Your task is to repeat the entries exactly. Leave the pictures out.

Data for the task:
↓

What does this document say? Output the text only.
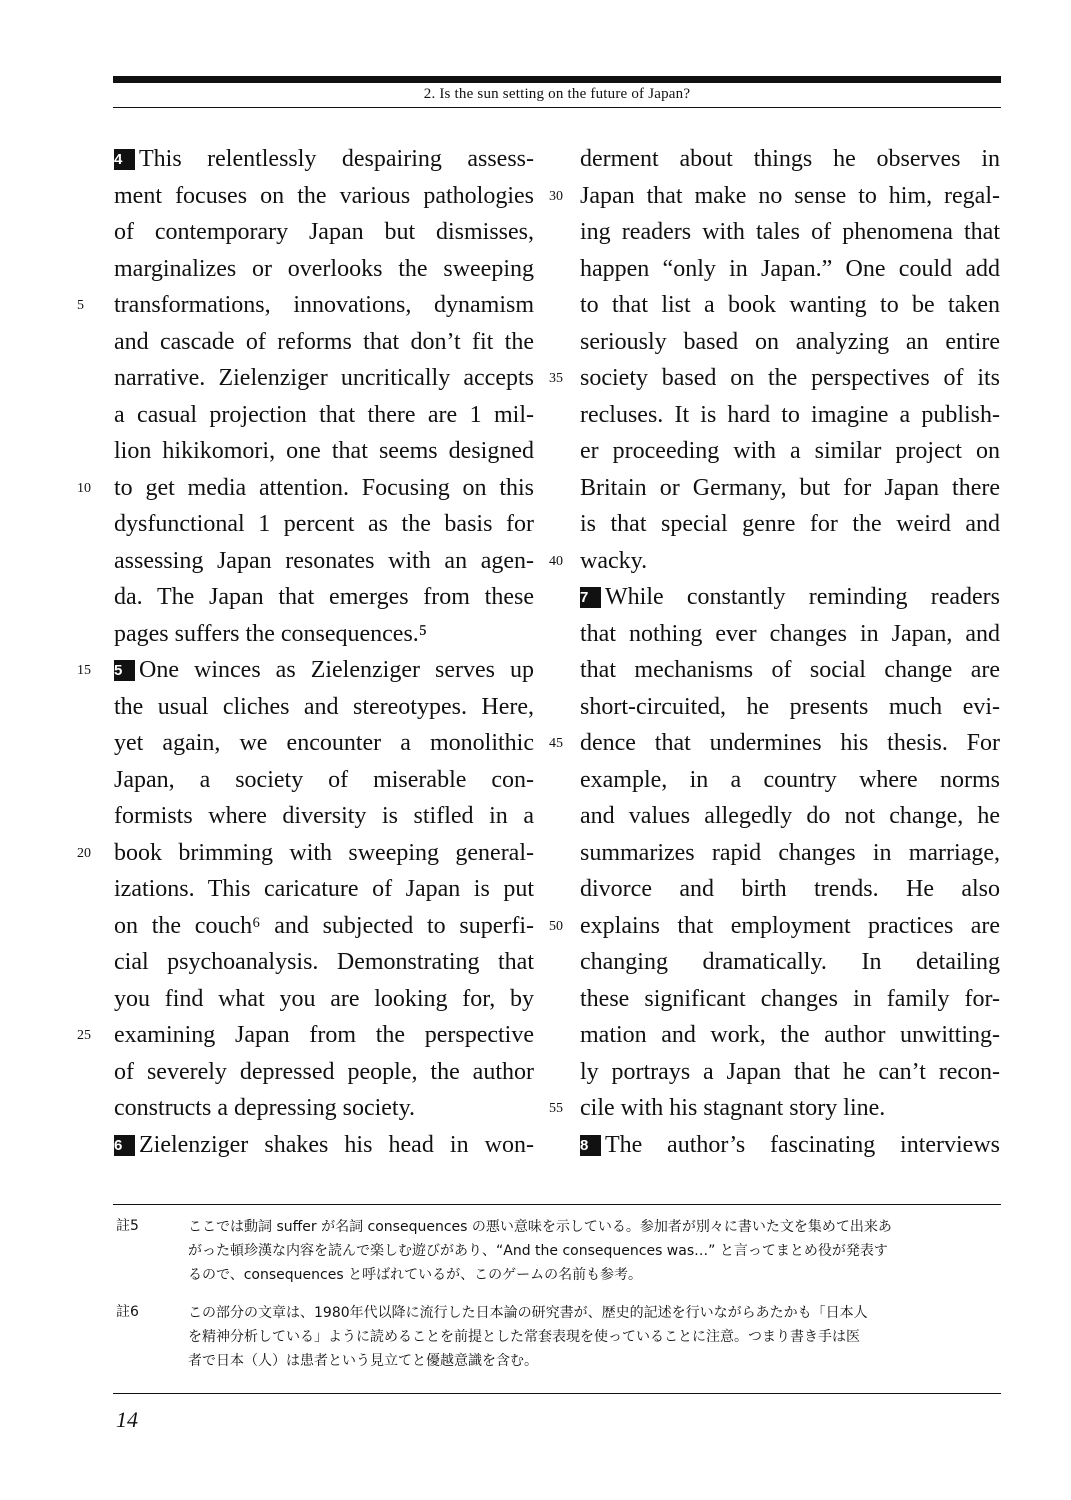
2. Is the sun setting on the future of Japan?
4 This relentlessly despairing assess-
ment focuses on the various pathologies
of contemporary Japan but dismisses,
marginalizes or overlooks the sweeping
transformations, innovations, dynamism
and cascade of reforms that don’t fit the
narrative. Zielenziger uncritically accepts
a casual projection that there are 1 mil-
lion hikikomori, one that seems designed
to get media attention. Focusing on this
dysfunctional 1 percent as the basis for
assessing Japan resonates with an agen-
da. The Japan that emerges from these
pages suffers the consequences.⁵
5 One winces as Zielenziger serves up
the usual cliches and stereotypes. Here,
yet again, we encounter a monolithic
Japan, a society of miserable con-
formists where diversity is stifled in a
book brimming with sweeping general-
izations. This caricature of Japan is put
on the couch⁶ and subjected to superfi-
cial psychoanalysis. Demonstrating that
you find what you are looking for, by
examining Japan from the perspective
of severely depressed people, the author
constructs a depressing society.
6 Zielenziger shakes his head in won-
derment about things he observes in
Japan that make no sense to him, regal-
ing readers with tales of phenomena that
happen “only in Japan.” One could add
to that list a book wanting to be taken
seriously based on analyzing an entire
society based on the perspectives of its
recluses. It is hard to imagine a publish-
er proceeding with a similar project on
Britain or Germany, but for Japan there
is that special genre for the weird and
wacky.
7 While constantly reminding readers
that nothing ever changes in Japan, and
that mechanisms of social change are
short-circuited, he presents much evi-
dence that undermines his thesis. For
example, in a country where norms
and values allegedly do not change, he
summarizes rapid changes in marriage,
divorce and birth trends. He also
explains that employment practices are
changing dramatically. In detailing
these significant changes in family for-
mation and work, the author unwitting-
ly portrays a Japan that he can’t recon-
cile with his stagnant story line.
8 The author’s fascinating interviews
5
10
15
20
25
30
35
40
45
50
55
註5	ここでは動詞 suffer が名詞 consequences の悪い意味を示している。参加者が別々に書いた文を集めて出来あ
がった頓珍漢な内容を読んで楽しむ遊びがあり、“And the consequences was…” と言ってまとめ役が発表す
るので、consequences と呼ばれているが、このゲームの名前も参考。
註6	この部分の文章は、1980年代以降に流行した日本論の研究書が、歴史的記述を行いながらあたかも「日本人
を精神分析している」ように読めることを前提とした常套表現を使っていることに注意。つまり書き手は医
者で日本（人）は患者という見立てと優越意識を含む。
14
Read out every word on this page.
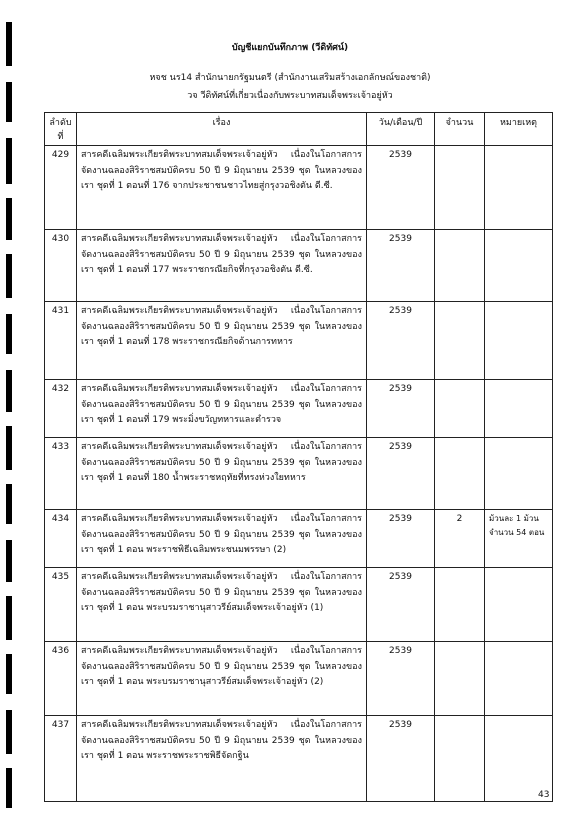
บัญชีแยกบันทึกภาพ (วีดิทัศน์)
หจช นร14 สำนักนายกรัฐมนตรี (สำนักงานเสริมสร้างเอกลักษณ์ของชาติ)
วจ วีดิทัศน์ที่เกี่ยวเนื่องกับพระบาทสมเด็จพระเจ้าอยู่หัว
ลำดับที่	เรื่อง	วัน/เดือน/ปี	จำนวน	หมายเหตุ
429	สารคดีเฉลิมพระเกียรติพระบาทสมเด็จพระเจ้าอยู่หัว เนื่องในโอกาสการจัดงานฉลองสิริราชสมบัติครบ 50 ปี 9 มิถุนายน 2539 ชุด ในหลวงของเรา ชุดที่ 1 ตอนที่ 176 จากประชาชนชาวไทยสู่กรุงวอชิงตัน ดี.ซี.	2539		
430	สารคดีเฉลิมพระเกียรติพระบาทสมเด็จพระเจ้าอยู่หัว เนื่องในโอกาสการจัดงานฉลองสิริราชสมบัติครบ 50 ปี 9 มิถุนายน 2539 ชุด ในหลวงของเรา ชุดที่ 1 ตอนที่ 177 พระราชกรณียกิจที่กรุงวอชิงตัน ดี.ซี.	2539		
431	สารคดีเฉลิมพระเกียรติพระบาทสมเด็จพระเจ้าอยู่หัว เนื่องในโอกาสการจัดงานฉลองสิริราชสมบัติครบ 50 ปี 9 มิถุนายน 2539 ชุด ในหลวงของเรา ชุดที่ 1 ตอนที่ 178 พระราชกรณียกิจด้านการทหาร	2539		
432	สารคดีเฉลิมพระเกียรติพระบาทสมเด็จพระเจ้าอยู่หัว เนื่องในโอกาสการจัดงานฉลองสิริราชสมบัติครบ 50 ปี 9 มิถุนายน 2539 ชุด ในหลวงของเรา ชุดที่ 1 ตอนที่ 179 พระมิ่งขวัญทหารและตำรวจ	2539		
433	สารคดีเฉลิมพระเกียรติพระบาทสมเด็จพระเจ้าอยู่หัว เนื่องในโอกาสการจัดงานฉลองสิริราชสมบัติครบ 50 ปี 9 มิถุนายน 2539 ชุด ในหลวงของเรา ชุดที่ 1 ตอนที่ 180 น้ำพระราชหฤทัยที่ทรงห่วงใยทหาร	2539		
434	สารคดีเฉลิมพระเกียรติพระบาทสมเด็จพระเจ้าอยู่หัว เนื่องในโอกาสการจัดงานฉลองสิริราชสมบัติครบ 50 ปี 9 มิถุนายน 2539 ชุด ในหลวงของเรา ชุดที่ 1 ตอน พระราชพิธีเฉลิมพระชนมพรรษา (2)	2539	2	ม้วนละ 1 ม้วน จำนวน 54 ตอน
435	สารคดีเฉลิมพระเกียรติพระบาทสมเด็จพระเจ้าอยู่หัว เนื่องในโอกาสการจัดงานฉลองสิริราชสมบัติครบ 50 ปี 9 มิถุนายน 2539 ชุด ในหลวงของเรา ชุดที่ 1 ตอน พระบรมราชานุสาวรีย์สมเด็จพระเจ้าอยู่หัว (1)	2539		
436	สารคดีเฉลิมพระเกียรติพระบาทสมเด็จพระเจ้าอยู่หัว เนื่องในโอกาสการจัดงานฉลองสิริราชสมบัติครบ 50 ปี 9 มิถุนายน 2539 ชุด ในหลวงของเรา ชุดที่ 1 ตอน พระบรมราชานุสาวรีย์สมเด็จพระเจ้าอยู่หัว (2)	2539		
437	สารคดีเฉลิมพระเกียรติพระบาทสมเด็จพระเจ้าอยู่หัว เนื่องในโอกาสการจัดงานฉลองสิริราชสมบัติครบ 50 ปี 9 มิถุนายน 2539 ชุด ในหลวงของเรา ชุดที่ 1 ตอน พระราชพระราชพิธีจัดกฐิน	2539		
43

↑

Solution to this exercise:
What does this document say? Output the text only.
2. Is the sun setting on the future of Japan?
4 This relentlessly despairing assess-
ment focuses on the various pathologies
of contemporary Japan but dismisses,
marginalizes or overlooks the sweeping
transformations, innovations, dynamism
and cascade of reforms that don’t fit the
narrative. Zielenziger uncritically accepts
a casual projection that there are 1 mil-
lion hikikomori, one that seems designed
to get media attention. Focusing on this
dysfunctional 1 percent as the basis for
assessing Japan resonates with an agen-
da. The Japan that emerges from these
pages suffers the consequences.⁵
5 One winces as Zielenziger serves up
the usual cliches and stereotypes. Here,
yet again, we encounter a monolithic
Japan, a society of miserable con-
formists where diversity is stifled in a
book brimming with sweeping general-
izations. This caricature of Japan is put
on the couch⁶ and subjected to superfi-
cial psychoanalysis. Demonstrating that
you find what you are looking for, by
examining Japan from the perspective
of severely depressed people, the author
constructs a depressing society.
6 Zielenziger shakes his head in won-
derment about things he observes in
Japan that make no sense to him, regal-
ing readers with tales of phenomena that
happen “only in Japan.” One could add
to that list a book wanting to be taken
seriously based on analyzing an entire
society based on the perspectives of its
recluses. It is hard to imagine a publish-
er proceeding with a similar project on
Britain or Germany, but for Japan there
is that special genre for the weird and
wacky.
7 While constantly reminding readers
that nothing ever changes in Japan, and
that mechanisms of social change are
short-circuited, he presents much evi-
dence that undermines his thesis. For
example, in a country where norms
and values allegedly do not change, he
summarizes rapid changes in marriage,
divorce and birth trends. He also
explains that employment practices are
changing dramatically. In detailing
these significant changes in family for-
mation and work, the author unwitting-
ly portrays a Japan that he can’t recon-
cile with his stagnant story line.
8 The author’s fascinating interviews
5
10
15
20
25
30
35
40
45
50
55
註5	ここでは動詞 suffer が名詞 consequences の悪い意味を示している。参加者が別々に書いた文を集めて出来あ
がった頓珍漢な内容を読んで楽しむ遊びがあり、“And the consequences was…” と言ってまとめ役が発表す
るので、consequences と呼ばれているが、このゲームの名前も参考。
註6	この部分の文章は、1980年代以降に流行した日本論の研究書が、歴史的記述を行いながらあたかも「日本人
を精神分析している」ように読めることを前提とした常套表現を使っていることに注意。つまり書き手は医
者で日本（人）は患者という見立てと優越意識を含む。
14
Read out every word on this page.
บัญชีแยกบันทึกภาพ (วีดิทัศน์)
หจช นร14 สำนักนายกรัฐมนตรี (สำนักงานเสริมสร้างเอกลักษณ์ของชาติ)
วจ วีดิทัศน์ที่เกี่ยวเนื่องกับพระบาทสมเด็จพระเจ้าอยู่หัว
ลำดับที่	เรื่อง	วัน/เดือน/ปี	จำนวน	หมายเหตุ
429	สารคดีเฉลิมพระเกียรติพระบาทสมเด็จพระเจ้าอยู่หัว เนื่องในโอกาสการจัดงานฉลองสิริราชสมบัติครบ 50 ปี 9 มิถุนายน 2539 ชุด ในหลวงของเรา ชุดที่ 1 ตอนที่ 176 จากประชาชนชาวไทยสู่กรุงวอชิงตัน ดี.ซี.	2539		
430	สารคดีเฉลิมพระเกียรติพระบาทสมเด็จพระเจ้าอยู่หัว เนื่องในโอกาสการจัดงานฉลองสิริราชสมบัติครบ 50 ปี 9 มิถุนายน 2539 ชุด ในหลวงของเรา ชุดที่ 1 ตอนที่ 177 พระราชกรณียกิจที่กรุงวอชิงตัน ดี.ซี.	2539		
431	สารคดีเฉลิมพระเกียรติพระบาทสมเด็จพระเจ้าอยู่หัว เนื่องในโอกาสการจัดงานฉลองสิริราชสมบัติครบ 50 ปี 9 มิถุนายน 2539 ชุด ในหลวงของเรา ชุดที่ 1 ตอนที่ 178 พระราชกรณียกิจด้านการทหาร	2539		
432	สารคดีเฉลิมพระเกียรติพระบาทสมเด็จพระเจ้าอยู่หัว เนื่องในโอกาสการจัดงานฉลองสิริราชสมบัติครบ 50 ปี 9 มิถุนายน 2539 ชุด ในหลวงของเรา ชุดที่ 1 ตอนที่ 179 พระมิ่งขวัญทหารและตำรวจ	2539		
433	สารคดีเฉลิมพระเกียรติพระบาทสมเด็จพระเจ้าอยู่หัว เนื่องในโอกาสการจัดงานฉลองสิริราชสมบัติครบ 50 ปี 9 มิถุนายน 2539 ชุด ในหลวงของเรา ชุดที่ 1 ตอนที่ 180 น้ำพระราชหฤทัยที่ทรงห่วงใยทหาร	2539		
434	สารคดีเฉลิมพระเกียรติพระบาทสมเด็จพระเจ้าอยู่หัว เนื่องในโอกาสการจัดงานฉลองสิริราชสมบัติครบ 50 ปี 9 มิถุนายน 2539 ชุด ในหลวงของเรา ชุดที่ 1 ตอน พระราชพิธีเฉลิมพระชนมพรรษา (2)	2539	2	ม้วนละ 1 ม้วน จำนวน 54 ตอน
435	สารคดีเฉลิมพระเกียรติพระบาทสมเด็จพระเจ้าอยู่หัว เนื่องในโอกาสการจัดงานฉลองสิริราชสมบัติครบ 50 ปี 9 มิถุนายน 2539 ชุด ในหลวงของเรา ชุดที่ 1 ตอน พระบรมราชานุสาวรีย์สมเด็จพระเจ้าอยู่หัว (1)	2539		
436	สารคดีเฉลิมพระเกียรติพระบาทสมเด็จพระเจ้าอยู่หัว เนื่องในโอกาสการจัดงานฉลองสิริราชสมบัติครบ 50 ปี 9 มิถุนายน 2539 ชุด ในหลวงของเรา ชุดที่ 1 ตอน พระบรมราชานุสาวรีย์สมเด็จพระเจ้าอยู่หัว (2)	2539		
437	สารคดีเฉลิมพระเกียรติพระบาทสมเด็จพระเจ้าอยู่หัว เนื่องในโอกาสการจัดงานฉลองสิริราชสมบัติครบ 50 ปี 9 มิถุนายน 2539 ชุด ในหลวงของเรา ชุดที่ 1 ตอน พระราชพระราชพิธีจัดกฐิน	2539		
43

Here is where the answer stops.